- WORK INSTRUCTIONS -
Which lines in the material below contain the word "speciem"? Copy each of them.

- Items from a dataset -
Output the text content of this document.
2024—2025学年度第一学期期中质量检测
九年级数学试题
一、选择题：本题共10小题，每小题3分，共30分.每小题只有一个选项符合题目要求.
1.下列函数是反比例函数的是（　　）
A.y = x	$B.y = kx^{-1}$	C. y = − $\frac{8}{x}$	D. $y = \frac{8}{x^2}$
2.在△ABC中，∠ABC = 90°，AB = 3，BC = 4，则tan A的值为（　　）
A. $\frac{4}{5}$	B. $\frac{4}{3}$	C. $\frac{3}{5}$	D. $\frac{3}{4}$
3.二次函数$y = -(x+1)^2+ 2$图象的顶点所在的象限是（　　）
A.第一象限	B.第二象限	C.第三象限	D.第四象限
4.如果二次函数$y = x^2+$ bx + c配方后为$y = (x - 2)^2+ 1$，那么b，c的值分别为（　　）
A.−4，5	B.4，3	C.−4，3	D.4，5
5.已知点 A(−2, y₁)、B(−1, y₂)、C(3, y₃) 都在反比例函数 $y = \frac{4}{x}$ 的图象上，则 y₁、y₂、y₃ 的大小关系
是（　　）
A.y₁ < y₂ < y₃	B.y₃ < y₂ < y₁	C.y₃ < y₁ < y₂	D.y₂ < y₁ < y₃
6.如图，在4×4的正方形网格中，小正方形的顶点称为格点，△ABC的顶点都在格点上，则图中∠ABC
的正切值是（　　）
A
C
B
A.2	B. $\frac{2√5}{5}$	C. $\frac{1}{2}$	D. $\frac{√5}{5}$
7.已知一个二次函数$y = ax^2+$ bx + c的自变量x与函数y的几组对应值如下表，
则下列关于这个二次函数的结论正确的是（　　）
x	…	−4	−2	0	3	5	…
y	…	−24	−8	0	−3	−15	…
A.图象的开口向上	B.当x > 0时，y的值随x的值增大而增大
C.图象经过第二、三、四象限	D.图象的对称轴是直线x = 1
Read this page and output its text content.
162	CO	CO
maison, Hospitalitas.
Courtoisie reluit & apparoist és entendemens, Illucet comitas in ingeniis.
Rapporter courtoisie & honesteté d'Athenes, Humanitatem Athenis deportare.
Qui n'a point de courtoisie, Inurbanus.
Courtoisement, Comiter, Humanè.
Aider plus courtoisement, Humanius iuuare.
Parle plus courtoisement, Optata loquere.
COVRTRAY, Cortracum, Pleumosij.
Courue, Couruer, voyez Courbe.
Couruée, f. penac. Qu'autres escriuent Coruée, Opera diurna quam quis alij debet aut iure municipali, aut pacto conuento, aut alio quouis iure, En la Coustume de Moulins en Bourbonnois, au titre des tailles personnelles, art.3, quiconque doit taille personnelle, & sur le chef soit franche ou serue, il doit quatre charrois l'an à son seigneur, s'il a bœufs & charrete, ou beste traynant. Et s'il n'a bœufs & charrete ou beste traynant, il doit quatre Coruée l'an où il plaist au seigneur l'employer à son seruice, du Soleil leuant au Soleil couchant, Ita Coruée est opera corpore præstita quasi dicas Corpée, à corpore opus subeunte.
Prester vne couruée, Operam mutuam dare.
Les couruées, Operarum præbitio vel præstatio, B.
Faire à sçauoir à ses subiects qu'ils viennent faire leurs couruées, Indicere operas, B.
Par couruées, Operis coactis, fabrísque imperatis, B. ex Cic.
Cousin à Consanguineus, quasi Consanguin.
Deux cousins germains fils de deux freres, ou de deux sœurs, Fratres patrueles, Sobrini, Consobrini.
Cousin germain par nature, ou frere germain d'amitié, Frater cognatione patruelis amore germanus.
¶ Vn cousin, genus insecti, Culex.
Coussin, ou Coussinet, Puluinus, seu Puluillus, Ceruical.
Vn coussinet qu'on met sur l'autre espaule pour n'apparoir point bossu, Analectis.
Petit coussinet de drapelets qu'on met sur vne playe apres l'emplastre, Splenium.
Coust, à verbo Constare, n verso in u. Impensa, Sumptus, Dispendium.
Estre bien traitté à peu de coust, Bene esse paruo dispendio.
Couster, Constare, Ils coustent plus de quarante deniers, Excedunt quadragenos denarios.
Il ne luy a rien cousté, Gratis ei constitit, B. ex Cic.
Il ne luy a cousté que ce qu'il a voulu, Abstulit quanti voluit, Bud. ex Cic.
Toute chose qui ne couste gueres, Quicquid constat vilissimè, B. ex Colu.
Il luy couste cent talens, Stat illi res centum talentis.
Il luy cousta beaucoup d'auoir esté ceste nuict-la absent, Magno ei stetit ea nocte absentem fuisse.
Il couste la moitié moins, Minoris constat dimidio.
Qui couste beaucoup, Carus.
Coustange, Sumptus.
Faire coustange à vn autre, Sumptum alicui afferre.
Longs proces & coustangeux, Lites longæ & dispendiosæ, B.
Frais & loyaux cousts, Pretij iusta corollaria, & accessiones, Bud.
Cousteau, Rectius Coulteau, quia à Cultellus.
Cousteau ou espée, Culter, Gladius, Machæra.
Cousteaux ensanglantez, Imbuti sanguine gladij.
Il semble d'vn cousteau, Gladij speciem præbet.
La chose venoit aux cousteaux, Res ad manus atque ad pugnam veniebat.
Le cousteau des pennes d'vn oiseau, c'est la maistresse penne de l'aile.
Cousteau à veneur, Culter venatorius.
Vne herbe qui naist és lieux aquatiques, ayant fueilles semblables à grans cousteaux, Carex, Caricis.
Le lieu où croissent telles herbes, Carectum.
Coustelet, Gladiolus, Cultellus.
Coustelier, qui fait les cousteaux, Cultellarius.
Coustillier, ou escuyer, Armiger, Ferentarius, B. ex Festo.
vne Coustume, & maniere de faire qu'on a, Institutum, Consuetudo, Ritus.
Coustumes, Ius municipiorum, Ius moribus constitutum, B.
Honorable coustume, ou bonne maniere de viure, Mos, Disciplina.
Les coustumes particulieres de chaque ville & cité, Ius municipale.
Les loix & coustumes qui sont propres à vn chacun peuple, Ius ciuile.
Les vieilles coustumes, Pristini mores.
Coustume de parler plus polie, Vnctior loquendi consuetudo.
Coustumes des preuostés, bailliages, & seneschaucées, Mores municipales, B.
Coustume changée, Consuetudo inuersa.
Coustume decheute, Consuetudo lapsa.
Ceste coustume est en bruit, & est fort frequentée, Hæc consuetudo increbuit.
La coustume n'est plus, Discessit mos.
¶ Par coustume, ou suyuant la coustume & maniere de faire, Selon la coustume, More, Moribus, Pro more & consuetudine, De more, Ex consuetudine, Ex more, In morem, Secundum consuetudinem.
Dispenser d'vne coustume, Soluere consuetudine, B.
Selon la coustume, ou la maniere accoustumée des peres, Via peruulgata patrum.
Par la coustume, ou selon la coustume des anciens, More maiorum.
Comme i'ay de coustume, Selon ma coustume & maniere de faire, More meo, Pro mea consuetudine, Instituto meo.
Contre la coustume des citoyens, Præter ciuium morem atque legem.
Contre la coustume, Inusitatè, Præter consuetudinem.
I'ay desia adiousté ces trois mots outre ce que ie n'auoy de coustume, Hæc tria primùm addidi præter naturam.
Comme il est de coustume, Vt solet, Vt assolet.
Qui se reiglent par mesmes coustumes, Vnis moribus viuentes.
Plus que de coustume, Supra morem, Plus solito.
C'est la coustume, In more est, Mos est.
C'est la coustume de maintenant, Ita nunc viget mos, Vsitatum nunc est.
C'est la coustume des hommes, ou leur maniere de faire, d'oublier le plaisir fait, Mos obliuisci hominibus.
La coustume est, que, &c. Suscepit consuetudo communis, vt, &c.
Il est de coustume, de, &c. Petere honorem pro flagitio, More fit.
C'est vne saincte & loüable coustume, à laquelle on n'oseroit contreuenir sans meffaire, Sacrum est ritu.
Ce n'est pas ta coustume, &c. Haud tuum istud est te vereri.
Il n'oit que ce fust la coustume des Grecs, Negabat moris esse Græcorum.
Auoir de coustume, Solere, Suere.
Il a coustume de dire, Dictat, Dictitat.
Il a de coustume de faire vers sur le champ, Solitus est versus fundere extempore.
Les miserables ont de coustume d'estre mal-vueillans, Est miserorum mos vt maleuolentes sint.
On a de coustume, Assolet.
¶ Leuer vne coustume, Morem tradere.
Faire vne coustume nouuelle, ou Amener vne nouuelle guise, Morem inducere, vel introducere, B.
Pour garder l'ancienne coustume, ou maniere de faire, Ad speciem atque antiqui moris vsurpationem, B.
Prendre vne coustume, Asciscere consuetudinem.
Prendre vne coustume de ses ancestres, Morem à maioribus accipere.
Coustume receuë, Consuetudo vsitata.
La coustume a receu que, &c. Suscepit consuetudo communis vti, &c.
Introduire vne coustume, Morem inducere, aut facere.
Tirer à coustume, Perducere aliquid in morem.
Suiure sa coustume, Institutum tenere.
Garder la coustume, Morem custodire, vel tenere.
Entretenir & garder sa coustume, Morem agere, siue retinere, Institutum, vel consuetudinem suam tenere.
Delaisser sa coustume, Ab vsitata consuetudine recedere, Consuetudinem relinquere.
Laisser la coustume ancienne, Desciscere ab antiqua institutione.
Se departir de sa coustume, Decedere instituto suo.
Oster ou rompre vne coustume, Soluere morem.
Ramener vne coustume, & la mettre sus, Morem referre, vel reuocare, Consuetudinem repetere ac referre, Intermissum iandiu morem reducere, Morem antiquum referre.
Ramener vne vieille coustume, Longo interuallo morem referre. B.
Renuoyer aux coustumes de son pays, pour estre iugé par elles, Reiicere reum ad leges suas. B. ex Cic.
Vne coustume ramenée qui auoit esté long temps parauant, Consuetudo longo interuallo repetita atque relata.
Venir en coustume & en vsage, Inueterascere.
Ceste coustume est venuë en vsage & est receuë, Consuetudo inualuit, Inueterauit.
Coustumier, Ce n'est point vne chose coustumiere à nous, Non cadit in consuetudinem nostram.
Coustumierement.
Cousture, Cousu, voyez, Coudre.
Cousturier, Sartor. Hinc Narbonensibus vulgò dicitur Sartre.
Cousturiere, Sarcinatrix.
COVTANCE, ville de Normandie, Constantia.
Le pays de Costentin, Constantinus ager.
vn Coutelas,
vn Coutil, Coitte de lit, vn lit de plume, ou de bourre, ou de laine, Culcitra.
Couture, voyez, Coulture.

- ANSWER IN FULL -
Il semble d'vn cousteau, Gladij speciem præbet.
Pour garder l'ancienne coustume, ou maniere de faire, Ad speciem atque antiqui moris vsurpationem, B.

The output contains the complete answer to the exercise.